● **GOAL OF THE EXERCISE**
Filter the records below for the word "subtitle". Copy each line that holds it.

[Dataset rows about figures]
--- Begin ---
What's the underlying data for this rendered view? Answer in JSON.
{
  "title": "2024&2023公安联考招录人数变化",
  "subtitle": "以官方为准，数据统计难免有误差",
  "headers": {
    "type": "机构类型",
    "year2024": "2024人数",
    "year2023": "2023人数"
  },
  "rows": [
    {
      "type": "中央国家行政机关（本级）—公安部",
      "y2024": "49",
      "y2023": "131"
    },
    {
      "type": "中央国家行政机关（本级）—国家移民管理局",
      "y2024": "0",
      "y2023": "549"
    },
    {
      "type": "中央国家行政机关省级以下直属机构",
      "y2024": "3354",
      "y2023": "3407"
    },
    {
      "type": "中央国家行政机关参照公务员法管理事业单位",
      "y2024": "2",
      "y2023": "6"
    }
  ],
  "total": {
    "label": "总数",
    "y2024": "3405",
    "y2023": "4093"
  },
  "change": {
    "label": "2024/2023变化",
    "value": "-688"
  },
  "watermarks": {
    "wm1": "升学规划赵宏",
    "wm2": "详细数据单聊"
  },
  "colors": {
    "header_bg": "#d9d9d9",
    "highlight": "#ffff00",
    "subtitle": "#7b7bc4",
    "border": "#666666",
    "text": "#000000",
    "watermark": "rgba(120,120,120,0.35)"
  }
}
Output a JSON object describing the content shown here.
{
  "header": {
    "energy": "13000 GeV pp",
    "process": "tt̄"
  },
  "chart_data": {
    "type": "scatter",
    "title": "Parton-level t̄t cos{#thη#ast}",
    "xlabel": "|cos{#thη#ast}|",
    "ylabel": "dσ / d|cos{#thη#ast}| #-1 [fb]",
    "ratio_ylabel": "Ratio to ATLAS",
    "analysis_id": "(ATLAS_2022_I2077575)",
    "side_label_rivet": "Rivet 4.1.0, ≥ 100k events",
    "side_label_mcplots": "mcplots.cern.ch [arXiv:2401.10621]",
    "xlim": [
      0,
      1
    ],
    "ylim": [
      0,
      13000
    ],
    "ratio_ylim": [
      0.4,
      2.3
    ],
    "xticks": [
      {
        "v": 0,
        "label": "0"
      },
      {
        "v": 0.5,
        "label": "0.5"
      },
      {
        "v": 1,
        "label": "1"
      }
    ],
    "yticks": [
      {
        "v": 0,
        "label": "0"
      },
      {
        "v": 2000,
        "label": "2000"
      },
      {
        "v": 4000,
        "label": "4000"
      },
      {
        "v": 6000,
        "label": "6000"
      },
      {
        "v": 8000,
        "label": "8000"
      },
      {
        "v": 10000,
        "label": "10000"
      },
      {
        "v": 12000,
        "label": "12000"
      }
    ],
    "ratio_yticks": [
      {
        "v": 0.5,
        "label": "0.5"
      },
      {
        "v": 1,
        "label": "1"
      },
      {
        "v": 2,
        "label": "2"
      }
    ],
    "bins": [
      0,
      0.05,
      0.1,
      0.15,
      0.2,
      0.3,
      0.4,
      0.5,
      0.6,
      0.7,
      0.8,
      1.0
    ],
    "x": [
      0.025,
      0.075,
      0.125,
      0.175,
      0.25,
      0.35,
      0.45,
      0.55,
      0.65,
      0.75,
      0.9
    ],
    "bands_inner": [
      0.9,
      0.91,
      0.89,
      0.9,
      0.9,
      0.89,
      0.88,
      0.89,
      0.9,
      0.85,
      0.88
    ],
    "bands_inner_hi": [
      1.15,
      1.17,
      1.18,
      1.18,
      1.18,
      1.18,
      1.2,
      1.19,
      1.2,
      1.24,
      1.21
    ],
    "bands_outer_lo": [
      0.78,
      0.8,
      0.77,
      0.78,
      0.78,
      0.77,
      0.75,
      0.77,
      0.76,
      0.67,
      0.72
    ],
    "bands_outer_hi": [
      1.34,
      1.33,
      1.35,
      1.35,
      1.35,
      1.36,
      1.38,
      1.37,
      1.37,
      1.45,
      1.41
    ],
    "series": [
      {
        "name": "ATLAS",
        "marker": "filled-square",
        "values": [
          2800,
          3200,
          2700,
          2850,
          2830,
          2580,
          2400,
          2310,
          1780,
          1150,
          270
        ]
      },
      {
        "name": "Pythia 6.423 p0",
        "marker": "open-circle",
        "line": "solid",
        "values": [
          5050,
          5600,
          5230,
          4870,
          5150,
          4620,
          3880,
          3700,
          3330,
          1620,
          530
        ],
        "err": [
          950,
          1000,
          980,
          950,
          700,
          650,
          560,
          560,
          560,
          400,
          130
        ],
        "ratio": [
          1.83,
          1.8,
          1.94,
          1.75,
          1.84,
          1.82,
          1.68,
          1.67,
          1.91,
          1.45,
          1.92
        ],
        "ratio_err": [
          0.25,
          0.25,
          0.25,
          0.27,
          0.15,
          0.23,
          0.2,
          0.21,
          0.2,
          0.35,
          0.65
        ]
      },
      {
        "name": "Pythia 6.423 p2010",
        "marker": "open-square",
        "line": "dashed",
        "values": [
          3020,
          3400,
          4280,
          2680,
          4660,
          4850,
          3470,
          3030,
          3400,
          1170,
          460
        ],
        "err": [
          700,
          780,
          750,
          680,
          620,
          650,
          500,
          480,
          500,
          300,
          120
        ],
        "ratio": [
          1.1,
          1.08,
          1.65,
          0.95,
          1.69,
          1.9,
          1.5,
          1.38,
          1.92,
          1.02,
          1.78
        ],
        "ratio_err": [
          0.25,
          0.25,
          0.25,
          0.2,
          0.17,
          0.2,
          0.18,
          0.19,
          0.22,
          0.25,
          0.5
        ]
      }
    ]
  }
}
--- End ---
● **FULL SOLUTION**
  "subtitle": "以官方为准，数据统计难免有误差",
    "subtitle": "#7b7bc4",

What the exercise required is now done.